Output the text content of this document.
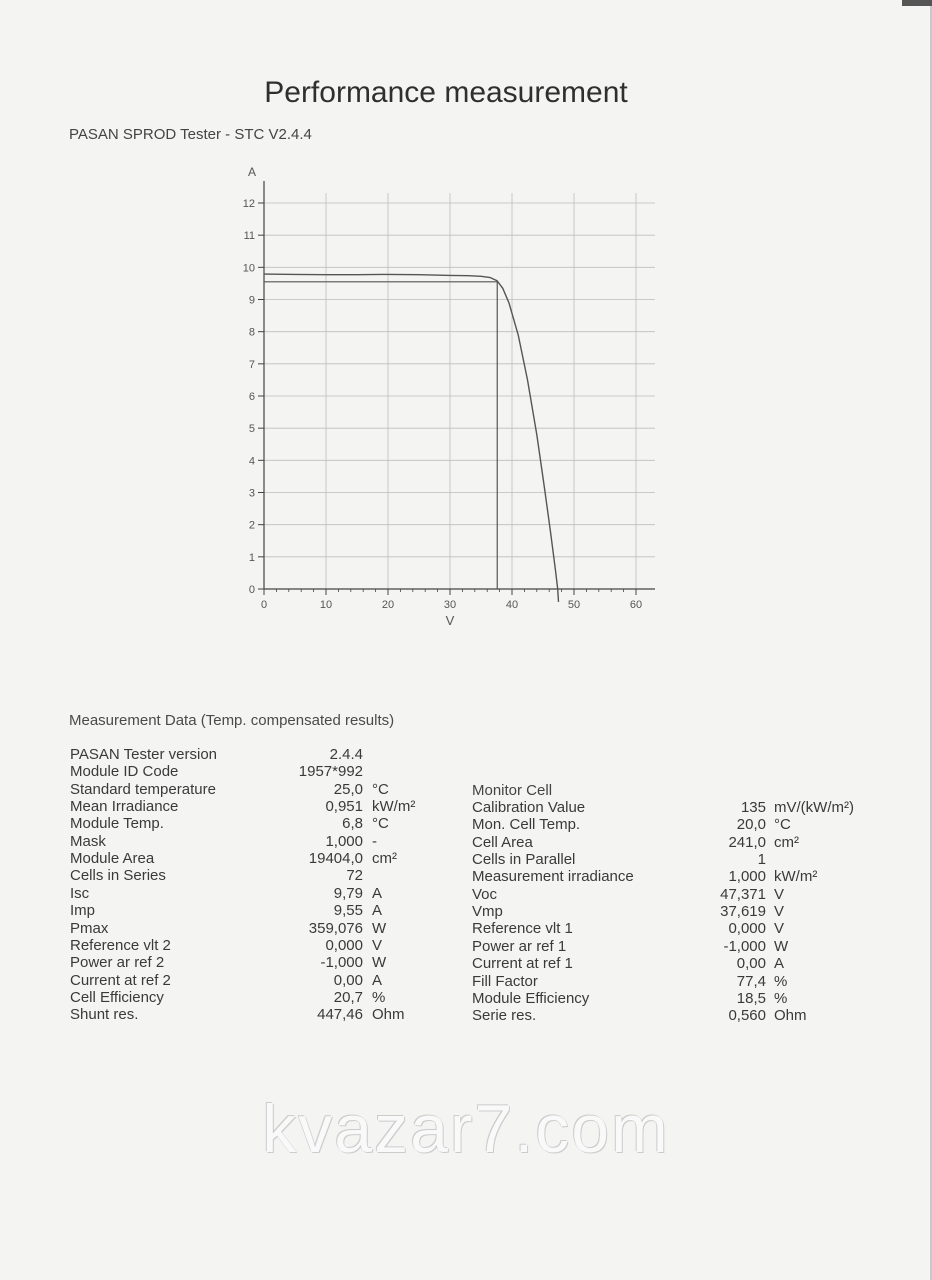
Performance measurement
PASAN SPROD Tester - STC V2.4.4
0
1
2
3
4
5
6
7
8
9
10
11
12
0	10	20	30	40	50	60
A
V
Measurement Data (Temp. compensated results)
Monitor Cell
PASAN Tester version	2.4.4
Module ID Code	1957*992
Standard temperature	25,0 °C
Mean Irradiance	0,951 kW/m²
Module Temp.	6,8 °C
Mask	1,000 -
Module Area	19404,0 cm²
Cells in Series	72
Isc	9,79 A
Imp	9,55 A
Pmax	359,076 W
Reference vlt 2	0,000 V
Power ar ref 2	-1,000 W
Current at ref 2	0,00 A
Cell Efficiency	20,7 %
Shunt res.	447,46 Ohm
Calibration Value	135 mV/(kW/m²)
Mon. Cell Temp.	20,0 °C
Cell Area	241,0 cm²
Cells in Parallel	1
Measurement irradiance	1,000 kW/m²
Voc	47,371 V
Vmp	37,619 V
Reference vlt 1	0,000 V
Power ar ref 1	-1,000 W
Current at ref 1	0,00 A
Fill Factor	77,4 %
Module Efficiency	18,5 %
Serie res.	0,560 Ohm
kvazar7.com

-------

What you need to do: Tell how many lines contain the word "Current", using only the number.

Finished exercise: 2